● GIVEN REQUEST: Write the data out again in full, with no departure from the original.

[Stored data]
============
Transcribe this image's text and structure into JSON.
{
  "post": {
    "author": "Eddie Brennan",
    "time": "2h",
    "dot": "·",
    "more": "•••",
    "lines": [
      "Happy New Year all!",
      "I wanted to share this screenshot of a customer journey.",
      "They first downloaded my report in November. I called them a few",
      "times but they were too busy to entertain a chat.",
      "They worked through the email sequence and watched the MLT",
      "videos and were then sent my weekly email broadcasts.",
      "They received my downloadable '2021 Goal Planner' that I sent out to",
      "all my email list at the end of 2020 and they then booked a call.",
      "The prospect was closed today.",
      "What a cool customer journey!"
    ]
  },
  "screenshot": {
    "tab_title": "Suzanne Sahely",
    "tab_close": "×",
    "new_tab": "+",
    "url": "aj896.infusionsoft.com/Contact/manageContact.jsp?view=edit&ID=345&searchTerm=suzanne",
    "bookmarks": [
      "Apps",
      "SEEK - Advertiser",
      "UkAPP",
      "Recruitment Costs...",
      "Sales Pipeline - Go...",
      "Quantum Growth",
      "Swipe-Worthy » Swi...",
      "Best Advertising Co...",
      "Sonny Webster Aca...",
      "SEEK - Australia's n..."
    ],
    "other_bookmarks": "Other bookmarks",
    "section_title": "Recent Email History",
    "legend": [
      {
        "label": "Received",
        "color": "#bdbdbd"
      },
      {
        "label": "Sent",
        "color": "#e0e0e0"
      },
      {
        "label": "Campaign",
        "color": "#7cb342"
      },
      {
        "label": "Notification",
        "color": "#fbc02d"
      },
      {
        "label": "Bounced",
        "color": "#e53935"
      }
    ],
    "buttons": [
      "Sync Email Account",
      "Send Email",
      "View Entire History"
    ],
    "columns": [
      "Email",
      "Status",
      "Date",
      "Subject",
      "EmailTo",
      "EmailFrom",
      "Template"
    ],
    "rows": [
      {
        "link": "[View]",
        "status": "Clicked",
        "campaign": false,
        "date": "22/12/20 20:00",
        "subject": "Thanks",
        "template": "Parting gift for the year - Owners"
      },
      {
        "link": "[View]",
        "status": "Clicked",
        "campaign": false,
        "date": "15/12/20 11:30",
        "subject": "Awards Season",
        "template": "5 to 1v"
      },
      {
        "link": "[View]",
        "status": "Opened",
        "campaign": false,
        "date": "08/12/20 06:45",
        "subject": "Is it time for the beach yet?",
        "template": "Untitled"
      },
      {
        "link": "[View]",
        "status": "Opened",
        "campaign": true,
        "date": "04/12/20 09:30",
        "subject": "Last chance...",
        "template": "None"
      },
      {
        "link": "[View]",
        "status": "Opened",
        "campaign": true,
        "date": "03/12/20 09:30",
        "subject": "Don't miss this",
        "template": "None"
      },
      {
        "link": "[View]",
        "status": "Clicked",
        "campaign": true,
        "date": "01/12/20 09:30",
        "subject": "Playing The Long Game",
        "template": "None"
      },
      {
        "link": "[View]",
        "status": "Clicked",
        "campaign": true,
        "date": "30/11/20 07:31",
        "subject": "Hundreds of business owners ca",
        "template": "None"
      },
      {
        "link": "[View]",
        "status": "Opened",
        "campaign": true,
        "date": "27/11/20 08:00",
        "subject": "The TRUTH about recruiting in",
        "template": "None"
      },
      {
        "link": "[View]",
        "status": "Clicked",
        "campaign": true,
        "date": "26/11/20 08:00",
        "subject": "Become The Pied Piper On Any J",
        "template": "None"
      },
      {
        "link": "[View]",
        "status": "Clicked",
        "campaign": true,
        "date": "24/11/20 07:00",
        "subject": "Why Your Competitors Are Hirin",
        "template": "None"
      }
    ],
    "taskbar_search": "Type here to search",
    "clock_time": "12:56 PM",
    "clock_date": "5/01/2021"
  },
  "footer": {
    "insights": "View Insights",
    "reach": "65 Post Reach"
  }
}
============
● RESPONSE TO THIS EXERCISE:
Transcribe this image's text and structure into JSON.
{
  "post": {
    "author": "Eddie Brennan",
    "time": "2h",
    "dot": "·",
    "more": "•••",
    "lines": [
      "Happy New Year all!",
      "I wanted to share this screenshot of a customer journey.",
      "They first downloaded my report in November. I called them a few",
      "times but they were too busy to entertain a chat.",
      "They worked through the email sequence and watched the MLT",
      "videos and were then sent my weekly email broadcasts.",
      "They received my downloadable '2021 Goal Planner' that I sent out to",
      "all my email list at the end of 2020 and they then booked a call.",
      "The prospect was closed today.",
      "What a cool customer journey!"
    ]
  },
  "screenshot": {
    "tab_title": "Suzanne Sahely",
    "tab_close": "×",
    "new_tab": "+",
    "url": "aj896.infusionsoft.com/Contact/manageContact.jsp?view=edit&ID=345&searchTerm=suzanne",
    "bookmarks": [
      "Apps",
      "SEEK - Advertiser",
      "UkAPP",
      "Recruitment Costs...",
      "Sales Pipeline - Go...",
      "Quantum Growth",
      "Swipe-Worthy » Swi...",
      "Best Advertising Co...",
      "Sonny Webster Aca...",
      "SEEK - Australia's n..."
    ],
    "other_bookmarks": "Other bookmarks",
    "section_title": "Recent Email History",
    "legend": [
      {
        "label": "Received",
        "color": "#bdbdbd"
      },
      {
        "label": "Sent",
        "color": "#e0e0e0"
      },
      {
        "label": "Campaign",
        "color": "#7cb342"
      },
      {
        "label": "Notification",
        "color": "#fbc02d"
      },
      {
        "label": "Bounced",
        "color": "#e53935"
      }
    ],
    "buttons": [
      "Sync Email Account",
      "Send Email",
      "View Entire History"
    ],
    "columns": [
      "Email",
      "Status",
      "Date",
      "Subject",
      "EmailTo",
      "EmailFrom",
      "Template"
    ],
    "rows": [
      {
        "link": "[View]",
        "status": "Clicked",
        "campaign": false,
        "date": "22/12/20 20:00",
        "subject": "Thanks",
        "template": "Parting gift for the year - Owners"
      },
      {
        "link": "[View]",
        "status": "Clicked",
        "campaign": false,
        "date": "15/12/20 11:30",
        "subject": "Awards Season",
        "template": "5 to 1v"
      },
      {
        "link": "[View]",
        "status": "Opened",
        "campaign": false,
        "date": "08/12/20 06:45",
        "subject": "Is it time for the beach yet?",
        "template": "Untitled"
      },
      {
        "link": "[View]",
        "status": "Opened",
        "campaign": true,
        "date": "04/12/20 09:30",
        "subject": "Last chance...",
        "template": "None"
      },
      {
        "link": "[View]",
        "status": "Opened",
        "campaign": true,
        "date": "03/12/20 09:30",
        "subject": "Don't miss this",
        "template": "None"
      },
      {
        "link": "[View]",
        "status": "Clicked",
        "campaign": true,
        "date": "01/12/20 09:30",
        "subject": "Playing The Long Game",
        "template": "None"
      },
      {
        "link": "[View]",
        "status": "Clicked",
        "campaign": true,
        "date": "30/11/20 07:31",
        "subject": "Hundreds of business owners ca",
        "template": "None"
      },
      {
        "link": "[View]",
        "status": "Opened",
        "campaign": true,
        "date": "27/11/20 08:00",
        "subject": "The TRUTH about recruiting in",
        "template": "None"
      },
      {
        "link": "[View]",
        "status": "Clicked",
        "campaign": true,
        "date": "26/11/20 08:00",
        "subject": "Become The Pied Piper On Any J",
        "template": "None"
      },
      {
        "link": "[View]",
        "status": "Clicked",
        "campaign": true,
        "date": "24/11/20 07:00",
        "subject": "Why Your Competitors Are Hirin",
        "template": "None"
      }
    ],
    "taskbar_search": "Type here to search",
    "clock_time": "12:56 PM",
    "clock_date": "5/01/2021"
  },
  "footer": {
    "insights": "View Insights",
    "reach": "65 Post Reach"
  }
}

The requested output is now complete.